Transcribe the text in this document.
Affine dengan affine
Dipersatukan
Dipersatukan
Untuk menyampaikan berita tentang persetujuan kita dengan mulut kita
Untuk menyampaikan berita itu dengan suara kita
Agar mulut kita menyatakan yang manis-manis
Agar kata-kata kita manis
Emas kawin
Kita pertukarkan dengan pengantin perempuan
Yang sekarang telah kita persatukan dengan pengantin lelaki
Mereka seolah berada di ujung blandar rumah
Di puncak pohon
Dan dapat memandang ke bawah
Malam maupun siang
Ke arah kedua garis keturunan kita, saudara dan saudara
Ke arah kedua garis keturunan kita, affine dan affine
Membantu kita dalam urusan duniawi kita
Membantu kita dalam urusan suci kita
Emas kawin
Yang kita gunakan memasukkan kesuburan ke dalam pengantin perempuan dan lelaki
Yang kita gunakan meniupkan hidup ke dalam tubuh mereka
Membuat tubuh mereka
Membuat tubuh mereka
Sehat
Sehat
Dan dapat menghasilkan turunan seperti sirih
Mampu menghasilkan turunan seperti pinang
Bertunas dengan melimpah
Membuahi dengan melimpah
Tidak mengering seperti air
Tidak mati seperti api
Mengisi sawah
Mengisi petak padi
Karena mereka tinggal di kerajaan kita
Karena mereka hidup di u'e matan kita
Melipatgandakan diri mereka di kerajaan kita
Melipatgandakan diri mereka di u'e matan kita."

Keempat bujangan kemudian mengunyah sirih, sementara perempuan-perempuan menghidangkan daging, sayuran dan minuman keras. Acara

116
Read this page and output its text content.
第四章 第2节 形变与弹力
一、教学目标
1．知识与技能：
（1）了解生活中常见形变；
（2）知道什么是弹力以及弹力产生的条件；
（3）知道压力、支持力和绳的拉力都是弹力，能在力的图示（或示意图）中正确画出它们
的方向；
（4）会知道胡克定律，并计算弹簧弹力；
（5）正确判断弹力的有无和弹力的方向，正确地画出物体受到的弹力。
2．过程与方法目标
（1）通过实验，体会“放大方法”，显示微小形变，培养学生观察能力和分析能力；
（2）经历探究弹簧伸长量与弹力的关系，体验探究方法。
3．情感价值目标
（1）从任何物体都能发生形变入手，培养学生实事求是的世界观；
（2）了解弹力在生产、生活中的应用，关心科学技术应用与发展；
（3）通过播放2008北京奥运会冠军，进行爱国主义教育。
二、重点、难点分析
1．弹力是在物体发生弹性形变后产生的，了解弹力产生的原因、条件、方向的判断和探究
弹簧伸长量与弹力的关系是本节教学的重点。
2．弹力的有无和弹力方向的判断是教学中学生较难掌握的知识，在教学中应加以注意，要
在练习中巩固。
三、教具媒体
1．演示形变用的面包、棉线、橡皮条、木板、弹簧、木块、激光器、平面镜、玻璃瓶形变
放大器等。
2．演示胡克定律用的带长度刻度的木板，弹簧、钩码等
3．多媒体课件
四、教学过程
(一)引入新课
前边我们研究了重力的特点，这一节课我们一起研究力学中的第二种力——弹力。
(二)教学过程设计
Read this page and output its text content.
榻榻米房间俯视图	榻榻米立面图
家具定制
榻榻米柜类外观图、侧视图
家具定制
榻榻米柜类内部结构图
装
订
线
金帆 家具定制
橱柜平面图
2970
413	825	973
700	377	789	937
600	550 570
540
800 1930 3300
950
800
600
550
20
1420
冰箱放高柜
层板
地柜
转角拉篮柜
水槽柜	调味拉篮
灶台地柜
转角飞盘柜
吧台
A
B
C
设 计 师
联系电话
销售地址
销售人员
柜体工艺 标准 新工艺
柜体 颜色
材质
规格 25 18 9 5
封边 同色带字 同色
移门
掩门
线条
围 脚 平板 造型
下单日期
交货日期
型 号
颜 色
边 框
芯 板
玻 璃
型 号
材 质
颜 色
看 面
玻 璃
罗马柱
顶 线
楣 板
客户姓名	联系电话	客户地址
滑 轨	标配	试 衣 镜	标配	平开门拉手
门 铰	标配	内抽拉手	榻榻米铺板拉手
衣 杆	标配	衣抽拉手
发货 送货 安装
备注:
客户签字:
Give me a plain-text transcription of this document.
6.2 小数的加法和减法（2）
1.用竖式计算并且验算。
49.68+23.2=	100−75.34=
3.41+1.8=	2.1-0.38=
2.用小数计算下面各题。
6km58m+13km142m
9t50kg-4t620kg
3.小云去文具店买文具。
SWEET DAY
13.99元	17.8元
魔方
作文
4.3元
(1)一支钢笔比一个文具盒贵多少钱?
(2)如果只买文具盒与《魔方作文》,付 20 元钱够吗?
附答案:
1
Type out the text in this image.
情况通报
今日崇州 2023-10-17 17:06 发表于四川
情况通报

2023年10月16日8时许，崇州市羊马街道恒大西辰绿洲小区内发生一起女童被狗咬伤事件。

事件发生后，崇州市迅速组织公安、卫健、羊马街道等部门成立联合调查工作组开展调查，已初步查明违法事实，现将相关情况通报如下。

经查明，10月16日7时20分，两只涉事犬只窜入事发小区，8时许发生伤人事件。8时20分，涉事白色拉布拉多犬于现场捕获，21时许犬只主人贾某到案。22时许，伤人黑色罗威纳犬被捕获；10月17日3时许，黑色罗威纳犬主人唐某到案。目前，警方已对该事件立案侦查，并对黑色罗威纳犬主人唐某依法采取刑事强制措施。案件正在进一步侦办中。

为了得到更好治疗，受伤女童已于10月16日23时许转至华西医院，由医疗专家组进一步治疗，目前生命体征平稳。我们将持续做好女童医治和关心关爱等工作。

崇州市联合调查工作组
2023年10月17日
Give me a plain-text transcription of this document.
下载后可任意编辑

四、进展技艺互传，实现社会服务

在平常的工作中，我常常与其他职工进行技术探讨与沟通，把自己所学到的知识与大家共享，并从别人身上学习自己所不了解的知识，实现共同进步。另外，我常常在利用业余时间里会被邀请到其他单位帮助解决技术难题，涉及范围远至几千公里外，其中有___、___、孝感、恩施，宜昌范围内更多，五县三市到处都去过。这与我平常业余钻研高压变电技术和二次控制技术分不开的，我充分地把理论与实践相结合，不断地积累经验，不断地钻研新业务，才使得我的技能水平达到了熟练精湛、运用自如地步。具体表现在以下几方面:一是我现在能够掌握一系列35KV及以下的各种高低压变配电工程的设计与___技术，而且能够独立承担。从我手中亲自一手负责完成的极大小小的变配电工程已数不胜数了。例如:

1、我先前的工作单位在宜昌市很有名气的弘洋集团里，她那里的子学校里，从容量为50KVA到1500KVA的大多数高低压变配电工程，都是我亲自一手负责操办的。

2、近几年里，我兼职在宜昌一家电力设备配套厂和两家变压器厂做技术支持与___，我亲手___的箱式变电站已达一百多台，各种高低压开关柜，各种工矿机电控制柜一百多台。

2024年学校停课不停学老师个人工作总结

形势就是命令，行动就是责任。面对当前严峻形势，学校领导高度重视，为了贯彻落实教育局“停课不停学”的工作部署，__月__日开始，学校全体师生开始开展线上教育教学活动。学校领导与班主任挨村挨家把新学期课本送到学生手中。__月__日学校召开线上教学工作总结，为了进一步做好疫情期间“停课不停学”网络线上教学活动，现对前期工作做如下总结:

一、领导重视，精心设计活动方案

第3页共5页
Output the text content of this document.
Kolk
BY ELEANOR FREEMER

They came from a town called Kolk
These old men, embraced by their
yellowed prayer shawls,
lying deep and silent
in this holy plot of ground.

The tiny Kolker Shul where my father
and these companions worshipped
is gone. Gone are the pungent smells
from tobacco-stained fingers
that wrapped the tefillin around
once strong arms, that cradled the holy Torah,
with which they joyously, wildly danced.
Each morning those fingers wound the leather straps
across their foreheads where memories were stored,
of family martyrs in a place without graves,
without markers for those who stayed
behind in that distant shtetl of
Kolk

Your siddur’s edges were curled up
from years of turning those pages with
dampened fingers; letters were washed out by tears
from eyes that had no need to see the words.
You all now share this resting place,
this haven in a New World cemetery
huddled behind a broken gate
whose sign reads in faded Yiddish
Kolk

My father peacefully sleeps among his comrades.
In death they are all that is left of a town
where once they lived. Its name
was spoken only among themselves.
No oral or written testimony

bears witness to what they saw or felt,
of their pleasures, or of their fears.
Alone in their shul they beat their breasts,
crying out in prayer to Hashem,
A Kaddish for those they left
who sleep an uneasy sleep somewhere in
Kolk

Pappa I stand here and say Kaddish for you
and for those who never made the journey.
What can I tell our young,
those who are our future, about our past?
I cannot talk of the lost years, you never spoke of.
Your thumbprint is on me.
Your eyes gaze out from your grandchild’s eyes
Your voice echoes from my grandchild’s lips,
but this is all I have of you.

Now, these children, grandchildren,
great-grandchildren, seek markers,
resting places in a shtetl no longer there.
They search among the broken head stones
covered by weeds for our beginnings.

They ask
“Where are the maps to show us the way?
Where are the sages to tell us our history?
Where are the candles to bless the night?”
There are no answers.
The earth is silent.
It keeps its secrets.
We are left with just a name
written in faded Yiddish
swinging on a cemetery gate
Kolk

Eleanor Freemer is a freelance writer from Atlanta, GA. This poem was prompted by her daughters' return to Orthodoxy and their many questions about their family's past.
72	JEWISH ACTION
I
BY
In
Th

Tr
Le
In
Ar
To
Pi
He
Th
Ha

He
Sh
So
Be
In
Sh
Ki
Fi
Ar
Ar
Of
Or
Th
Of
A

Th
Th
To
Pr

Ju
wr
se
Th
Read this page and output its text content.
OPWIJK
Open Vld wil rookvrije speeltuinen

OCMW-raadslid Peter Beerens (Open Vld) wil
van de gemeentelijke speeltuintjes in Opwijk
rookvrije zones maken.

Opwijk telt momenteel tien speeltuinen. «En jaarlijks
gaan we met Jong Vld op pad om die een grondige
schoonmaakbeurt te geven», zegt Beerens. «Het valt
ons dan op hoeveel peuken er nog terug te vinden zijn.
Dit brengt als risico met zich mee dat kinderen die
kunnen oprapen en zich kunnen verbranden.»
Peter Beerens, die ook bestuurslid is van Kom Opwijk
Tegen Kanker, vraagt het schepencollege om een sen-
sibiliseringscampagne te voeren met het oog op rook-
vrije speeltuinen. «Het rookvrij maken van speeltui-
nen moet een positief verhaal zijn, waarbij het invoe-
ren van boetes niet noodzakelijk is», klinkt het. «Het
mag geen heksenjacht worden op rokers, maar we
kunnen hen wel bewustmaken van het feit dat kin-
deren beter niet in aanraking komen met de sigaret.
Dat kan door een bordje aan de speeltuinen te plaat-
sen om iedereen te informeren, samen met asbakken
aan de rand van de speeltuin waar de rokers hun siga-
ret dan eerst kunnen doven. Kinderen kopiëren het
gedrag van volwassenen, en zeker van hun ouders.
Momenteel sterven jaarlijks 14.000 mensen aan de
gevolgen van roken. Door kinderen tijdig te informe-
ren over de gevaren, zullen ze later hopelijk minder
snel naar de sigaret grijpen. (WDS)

● Your task:
How many of the lines above hold the word "Membantu"? Give only that number.

● Task result:
2